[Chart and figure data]
-*-

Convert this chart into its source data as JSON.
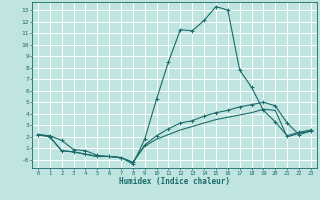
{
  "xlabel": "Humidex (Indice chaleur)",
  "background_color": "#c0e4e0",
  "grid_color": "#ffffff",
  "line_color": "#1a6b6b",
  "xlim": [
    -0.5,
    23.5
  ],
  "ylim": [
    -0.7,
    13.7
  ],
  "xticks": [
    0,
    1,
    2,
    3,
    4,
    5,
    6,
    7,
    8,
    9,
    10,
    11,
    12,
    13,
    14,
    15,
    16,
    17,
    18,
    19,
    20,
    21,
    22,
    23
  ],
  "yticks": [
    0,
    1,
    2,
    3,
    4,
    5,
    6,
    7,
    8,
    9,
    10,
    11,
    12,
    13
  ],
  "ylabels": [
    "-0",
    "1",
    "2",
    "3",
    "4",
    "5",
    "6",
    "7",
    "8",
    "9",
    "10",
    "11",
    "12",
    "13"
  ],
  "line1_x": [
    0,
    1,
    2,
    3,
    4,
    5,
    6,
    7,
    8,
    9,
    10,
    11,
    12,
    13,
    14,
    15,
    16,
    17,
    18,
    19,
    20,
    21,
    22,
    23
  ],
  "line1_y": [
    2.2,
    2.1,
    1.7,
    0.9,
    0.8,
    0.4,
    0.3,
    0.2,
    -0.35,
    1.8,
    5.3,
    8.5,
    11.3,
    11.2,
    12.1,
    13.3,
    13.0,
    7.8,
    6.3,
    4.3,
    3.3,
    2.1,
    2.4,
    2.6
  ],
  "line2_x": [
    0,
    1,
    2,
    3,
    4,
    5,
    6,
    7,
    8,
    9,
    10,
    11,
    12,
    13,
    14,
    15,
    16,
    17,
    18,
    19,
    20,
    21,
    22,
    23
  ],
  "line2_y": [
    2.2,
    2.0,
    0.8,
    0.7,
    0.5,
    0.3,
    0.3,
    0.2,
    -0.2,
    1.3,
    2.1,
    2.7,
    3.2,
    3.4,
    3.8,
    4.1,
    4.3,
    4.6,
    4.8,
    5.0,
    4.7,
    3.2,
    2.2,
    2.5
  ],
  "line3_x": [
    0,
    1,
    2,
    3,
    4,
    5,
    6,
    7,
    8,
    9,
    10,
    11,
    12,
    13,
    14,
    15,
    16,
    17,
    18,
    19,
    20,
    21,
    22,
    23
  ],
  "line3_y": [
    2.2,
    2.0,
    0.8,
    0.7,
    0.5,
    0.3,
    0.3,
    0.2,
    -0.2,
    1.2,
    1.8,
    2.2,
    2.6,
    2.9,
    3.2,
    3.5,
    3.7,
    3.9,
    4.1,
    4.4,
    4.3,
    2.0,
    2.3,
    2.5
  ]
}
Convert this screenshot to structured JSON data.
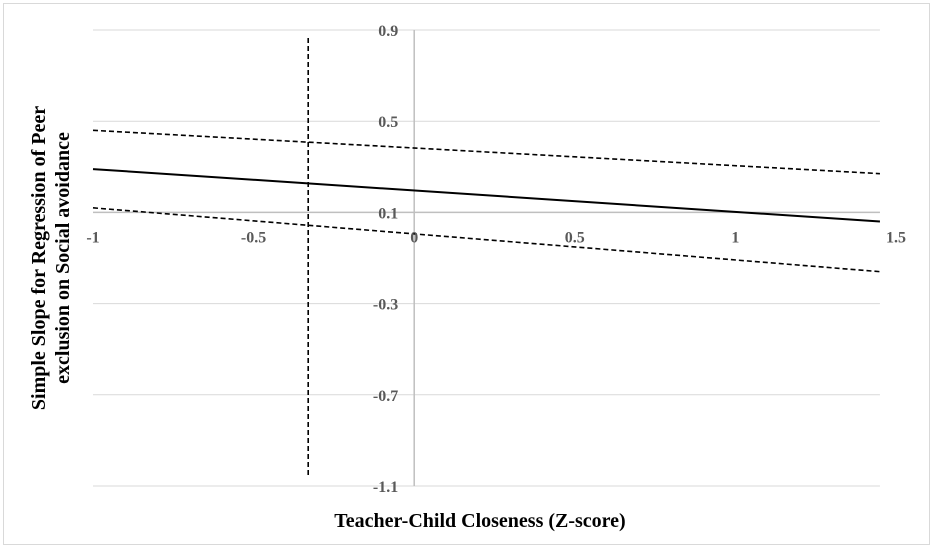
{
  "chart_data": {
    "type": "line",
    "title": "",
    "xlabel": "Teacher-Child Closeness  (Z-score)",
    "ylabel_lines": [
      "Simple Slope for Regression of Peer",
      "exclusion on Social avoidance"
    ],
    "xlim": [
      -1,
      1.5
    ],
    "ylim": [
      -1.1,
      0.9
    ],
    "x_ticks": [
      -1,
      -0.5,
      0,
      0.5,
      1,
      1.5
    ],
    "x_tick_labels": [
      "-1",
      "-0.5",
      "0",
      "0.5",
      "1",
      "1.5"
    ],
    "y_ticks": [
      0.9,
      0.5,
      0.1,
      -0.3,
      -0.7,
      -1.1
    ],
    "y_tick_labels": [
      "0.9",
      "0.5",
      "0.1",
      "-0.3",
      "-0.7",
      "-1.1"
    ],
    "x_axis_crosses_y_at": 0.1,
    "grid": "horizontal",
    "legend": "none",
    "series": [
      {
        "style": "solid",
        "x": [
          -1,
          1.45
        ],
        "values": [
          0.29,
          0.06
        ]
      },
      {
        "style": "dashed",
        "x": [
          -1,
          1.45
        ],
        "values": [
          0.46,
          0.27
        ]
      },
      {
        "style": "dashed",
        "x": [
          -1,
          1.45
        ],
        "values": [
          0.12,
          -0.16
        ]
      }
    ],
    "vertical_reference_line": {
      "style": "dashed",
      "x": -0.33
    },
    "colors": {
      "lines": "#000000",
      "grid": "#d9d9d9",
      "zero_axis": "#bfbfbf",
      "tick_text": "#595959"
    }
  }
}
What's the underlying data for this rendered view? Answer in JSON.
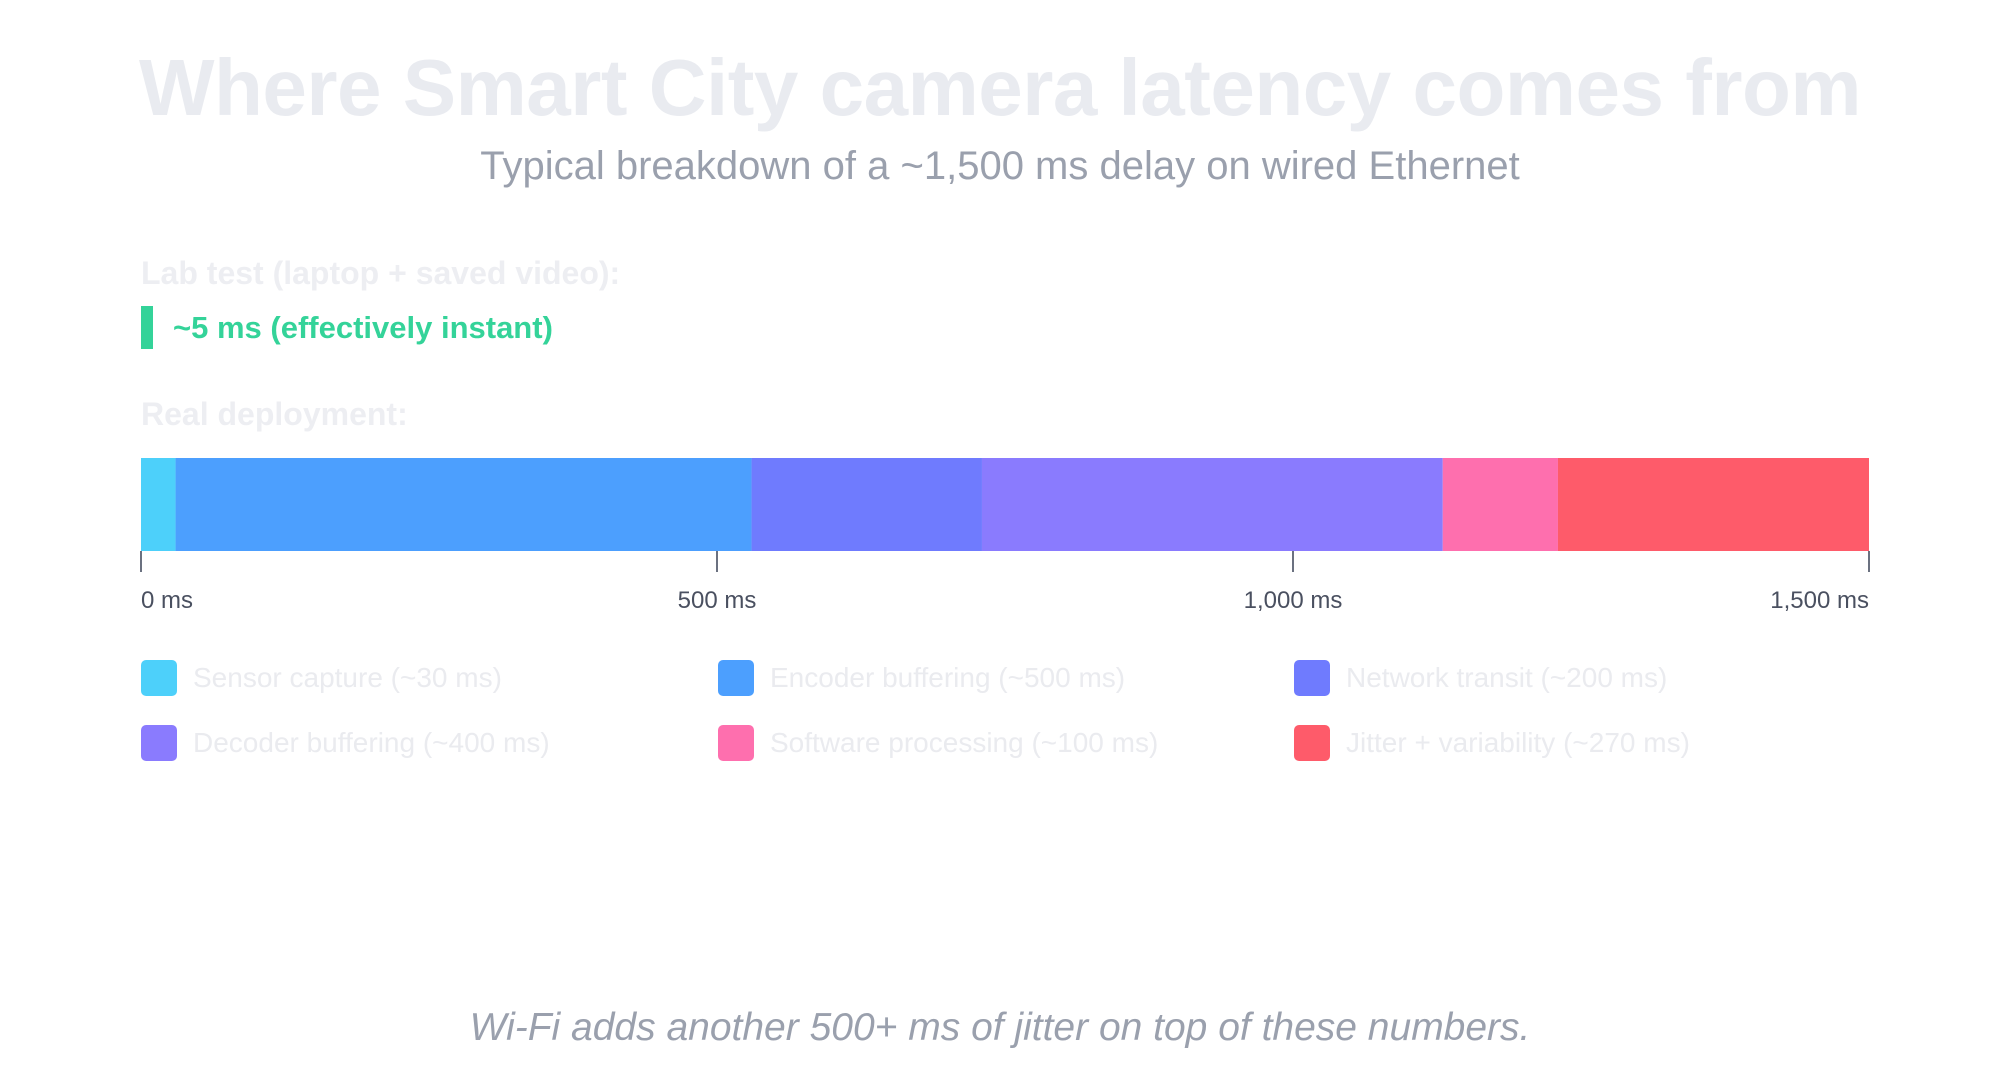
{
  "title": "Where Smart City camera latency comes from",
  "subtitle": "Typical breakdown of a ~1,500 ms delay on wired Ethernet",
  "lab": {
    "label": "Lab test (laptop + saved video):",
    "value_text": "~5 ms (effectively instant)",
    "value_ms": 5,
    "color": "#34d399"
  },
  "deployment": {
    "label": "Real deployment:"
  },
  "footnote": "Wi-Fi adds another 500+ ms of jitter on top of these numbers.",
  "chart_data": {
    "type": "bar",
    "orientation": "horizontal-stacked",
    "unit": "ms",
    "xlim": [
      0,
      1500
    ],
    "ticks": [
      {
        "value": 0,
        "label": "0 ms"
      },
      {
        "value": 500,
        "label": "500 ms"
      },
      {
        "value": 1000,
        "label": "1,000 ms"
      },
      {
        "value": 1500,
        "label": "1,500 ms"
      }
    ],
    "series": [
      {
        "name": "Sensor capture (~30 ms)",
        "value": 30,
        "color": "#4dd0fa"
      },
      {
        "name": "Encoder buffering (~500 ms)",
        "value": 500,
        "color": "#4c9ffe"
      },
      {
        "name": "Network transit (~200 ms)",
        "value": 200,
        "color": "#6f7bfe"
      },
      {
        "name": "Decoder buffering (~400 ms)",
        "value": 400,
        "color": "#8a7bfe"
      },
      {
        "name": "Software processing (~100 ms)",
        "value": 100,
        "color": "#fe6fae"
      },
      {
        "name": "Jitter + variability (~270 ms)",
        "value": 270,
        "color": "#fe5b6a"
      }
    ],
    "legend_position": "bottom"
  }
}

-*-

Exercise goal
Report each line in the data that holds the word "xlabel".

Result below
  "xlabel": "Humidex (Indice chaleur)",
    "xlabel": "Teacher-Child Closeness  (Z-score)",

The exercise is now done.